:: Texto extraído ::
# # # # # # #
M. K. Bhadrakumar [*]
A condenação mundial da terrível violação do direito humanitário internacional por parte de Israel não está a deter as suas operações militares em Gaza. Em declarações na segunda-feira, o primeiro-ministro Benjamin Netanyahu rejeitou os apelos ao cessar-fogo, dizendo que "são apelos a que Israel se renda ao Hamas. Isso não irá acontecer". E pediu o apoio moral e espiritual da Bíblia para a sua guerra.
Pelo menos duas divisões blindadas e de infantaria, com cerca de 20.000 soldados, terão entrado no enclave palestino. O New York Times noticiou, citando Christopher Maier, secretário adjunto da Defesa, que forças especiais americanas, incluindo comandos, também foram enviadas para Israel. O relatório revelou que várias outras nações ocidentais também deslocaram discretamente equipas de forças especiais para mais perto de Israel.
Maier disse, sem entrar em pormenores, que "estamos a ajudar ativamente os israelenses a fazerem uma série de coisas". Segundo ele, a situação em Gaza "vai ser uma luta muito complexa no futuro".
Por outro lado, existem preocupações crescentes a nível interno de que os EUA possam vir a envolver-se noutro conflito dispendioso no Médio Oriente. Enfrentando ameaças de agressão física e difamação pelos meios de comunicação conservadores, 55 membros do Congresso apelaram a Biden e Blinken para que a operação militar de Israel "tenha em conta" o direito internacional. Mas a administração recusa-se a dar muita importância a essas exigências.
O que emerge é um quadro sombrio em que o Presidente Biden dá carta branca a Netanyahu sobre que retaliações ele escolhe. Em comentários excecionalmente incisivos, a democrata de Washington Pramila Jayapal disse no domingo que os EUA estão a "perder credibilidade" na cena mundial devido ao seu "duplo padrão" no seu nível de apoio aos palestinos em comparação com a Ucrânia e, como resultado, os EUA estão "a ser isolados no resto do mundo". Jayapal assinalou que "há racistas no governo de Netanyahu". Esta deve ser a primeira vez que políticos americanos fazem críticas tão incisivas a Israel.
De facto, a linguagem dupla da administração Biden dissipa a ambiguidade estratégica que encobriu a sua posição até agora. O que sobressai é um bizarro projeto neocon para forçar uma mudança de regime em Gaza através da coerção e instalar um regime complacente, a meio caminho de uma "solução de dois Estados".
# # # # # # #
:: Material apresentado ::
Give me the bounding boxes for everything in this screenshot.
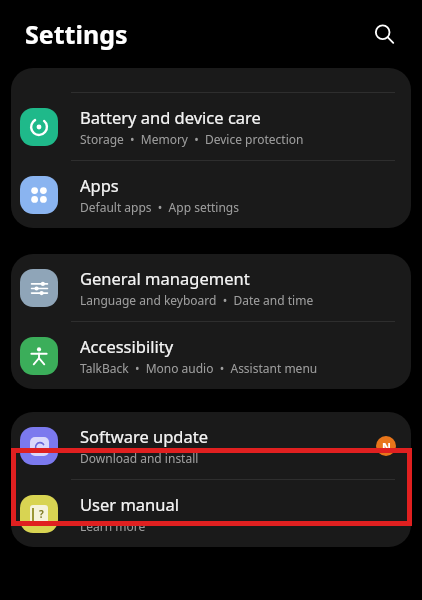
staticText: Battery and device care bbox=[80, 106, 261, 128]
button[interactable]: ? bbox=[11, 480, 411, 547]
button[interactable]: Apps bbox=[11, 161, 411, 228]
staticText: Storage • Memory • Device protection bbox=[80, 131, 304, 147]
button[interactable]: Software update bbox=[11, 412, 411, 479]
button[interactable]: Search bbox=[366, 16, 402, 52]
staticText: TalkBack • Mono audio • Assistant menu bbox=[80, 360, 318, 376]
staticText: Accessibility bbox=[80, 335, 174, 357]
staticText: Apps bbox=[80, 174, 119, 196]
staticText: Learn more bbox=[80, 518, 146, 534]
button[interactable]: General management bbox=[11, 254, 411, 321]
button[interactable]: Accessibility bbox=[11, 322, 411, 389]
staticText: N bbox=[382, 439, 391, 454]
staticText: Software update bbox=[80, 425, 208, 447]
button[interactable]: Digital Wellbeing bbox=[11, 68, 411, 72]
staticText: Download and install bbox=[80, 450, 199, 466]
staticText: Settings bbox=[25, 17, 366, 51]
staticText: User manual bbox=[80, 493, 179, 515]
staticText: ? bbox=[39, 507, 44, 521]
staticText: General management bbox=[80, 267, 250, 289]
staticText: Default apps • App settings bbox=[80, 199, 239, 215]
staticText: Language and keyboard • Date and time bbox=[80, 292, 314, 308]
button[interactable]: Battery and device care bbox=[11, 93, 411, 160]
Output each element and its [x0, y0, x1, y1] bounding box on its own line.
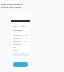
- staticText: Tax: [13, 46, 16, 49]
- staticText: Payment: [13, 29, 23, 32]
- staticText: 12.00: [23, 34, 28, 37]
- button[interactable]: Pay now: [13, 62, 28, 67]
- staticText: Order Summary: [13, 25, 27, 27]
- staticText: Keep your portfolio: [1, 3, 23, 6]
- staticText: Item price: [13, 34, 23, 37]
- staticText: Total: [13, 49, 18, 52]
- staticText: 2: [26, 37, 28, 40]
- staticText: -2.00: [23, 40, 28, 43]
- staticText: Shipping: [13, 43, 21, 46]
- staticText: Discount: [13, 40, 21, 43]
- staticText: Quantity: [13, 37, 21, 40]
- staticText: Pay on Your Phone: [1, 6, 22, 9]
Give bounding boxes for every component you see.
# # # # # # #
:: Exercícios a resolver ::
[A] Responda a estas perguntas com base no texto extraído, uma resposta por linha:
(i) Cerca de quantos soldados terão entrado no enclave palestino?
(ii) Que cargo ocupa Christopher Maier?
(iii) Quantos membros do Congresso apelaram a Biden e Blinken?
[B] Segundo o texto extraído, por que razão Netanyahu rejeitou os apelos ao cessar-fogo? Explique em uma a três frases.

:: Respostas às tarefas ::
[A]
(i) Cerca de 20.000 soldados.
(ii) É secretário adjunto da Defesa.
(iii) 55 membros do Congresso.

[B] Netanyahu rejeitou os apelos ao cessar-fogo porque, segundo ele, são apelos a que Israel se renda ao Hamas. Acrescentou que isso não irá acontecer.